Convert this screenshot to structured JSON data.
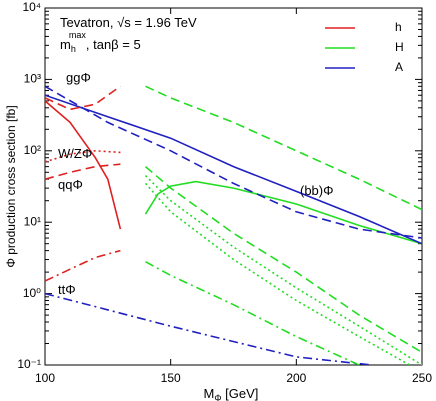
{
  "chart_data": {
    "type": "line",
    "annotations": [
      {
        "text": "Tevatron, √s = 1.96 TeV"
      },
      {
        "text": "m",
        "sub": "h",
        "sup": "max",
        "rest": ", tanβ = 5"
      },
      {
        "text": "ggΦ"
      },
      {
        "text": "W/ZΦ"
      },
      {
        "text": "qqΦ"
      },
      {
        "text": "ttΦ"
      },
      {
        "text": "(bb)Φ"
      }
    ],
    "x_label": {
      "text": "M",
      "sub": "Φ",
      "rest": " [GeV]"
    },
    "y_label": "Φ production cross section [fb]",
    "xlim": [
      100,
      250
    ],
    "xticks": [
      100,
      150,
      200,
      250
    ],
    "ylim": [
      0.1,
      10000
    ],
    "log_y": true,
    "yticks": [
      {
        "value": 0.1,
        "label": "10⁻¹"
      },
      {
        "value": 1,
        "label": "10⁰"
      },
      {
        "value": 10,
        "label": "10¹"
      },
      {
        "value": 100,
        "label": "10²"
      },
      {
        "value": 1000,
        "label": "10³"
      },
      {
        "value": 10000,
        "label": "10⁴"
      }
    ],
    "legend": "top-right",
    "series": [
      {
        "name": "h",
        "color": "#e02020",
        "style": "solid",
        "x": [
          100,
          110,
          120,
          125,
          130
        ],
        "values": [
          500,
          250,
          80,
          40,
          8
        ]
      },
      {
        "name": "H",
        "color": "#22dd22",
        "style": "solid",
        "x": [
          140,
          145,
          150,
          160,
          175,
          200,
          225,
          250
        ],
        "values": [
          13,
          25,
          32,
          37,
          30,
          18,
          9,
          5
        ]
      },
      {
        "name": "A",
        "color": "#2020c0",
        "style": "solid",
        "x": [
          100,
          125,
          150,
          175,
          200,
          225,
          250
        ],
        "values": [
          600,
          300,
          150,
          60,
          27,
          12,
          5
        ]
      },
      {
        "color": "#e02020",
        "style": "dashed",
        "x": [
          100,
          110,
          120,
          125,
          130
        ],
        "values": [
          550,
          380,
          450,
          600,
          800
        ]
      },
      {
        "color": "#e02020",
        "style": "dotted",
        "x": [
          100,
          110,
          120,
          130
        ],
        "values": [
          70,
          90,
          100,
          95
        ]
      },
      {
        "color": "#e02020",
        "style": "dashed",
        "x": [
          100,
          110,
          120,
          130
        ],
        "values": [
          40,
          50,
          60,
          65
        ]
      },
      {
        "color": "#e02020",
        "style": "dashdot",
        "x": [
          100,
          110,
          120,
          130
        ],
        "values": [
          1.5,
          2.2,
          3.2,
          4
        ]
      },
      {
        "color": "#2020c0",
        "style": "dashed",
        "x": [
          100,
          125,
          150,
          175,
          200,
          225,
          250
        ],
        "values": [
          800,
          250,
          100,
          35,
          14,
          8,
          6
        ]
      },
      {
        "color": "#2020c0",
        "style": "dashdot",
        "x": [
          100,
          150,
          200,
          230
        ],
        "values": [
          1,
          0.35,
          0.13,
          0.1
        ]
      },
      {
        "color": "#22dd22",
        "style": "dashed",
        "x": [
          140,
          150,
          175,
          200,
          225,
          250
        ],
        "values": [
          800,
          550,
          250,
          100,
          40,
          15
        ]
      },
      {
        "color": "#22dd22",
        "style": "dashed",
        "x": [
          140,
          150,
          175,
          200,
          225,
          250
        ],
        "values": [
          60,
          30,
          7,
          2,
          0.5,
          0.15
        ]
      },
      {
        "color": "#22dd22",
        "style": "dotted",
        "x": [
          140,
          150,
          175,
          200,
          225,
          250
        ],
        "values": [
          45,
          20,
          4.5,
          1.2,
          0.35,
          0.1
        ]
      },
      {
        "color": "#22dd22",
        "style": "dotted",
        "x": [
          140,
          150,
          175,
          200,
          225,
          250
        ],
        "values": [
          35,
          14,
          3,
          0.8,
          0.25,
          0.08
        ]
      },
      {
        "color": "#22dd22",
        "style": "dashdot",
        "x": [
          140,
          150,
          175,
          200,
          225
        ],
        "values": [
          2.8,
          1.8,
          0.7,
          0.25,
          0.1
        ]
      }
    ]
  }
}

******

Find every line in the records above that holds the word "text", and copy each one.

# [Expected answer]
        "text": "Tevatron, √s = 1.96 TeV"
        "text": "m",
        "text": "ggΦ"
        "text": "W/ZΦ"
        "text": "qqΦ"
        "text": "ttΦ"
        "text": "(bb)Φ"
      "text": "M",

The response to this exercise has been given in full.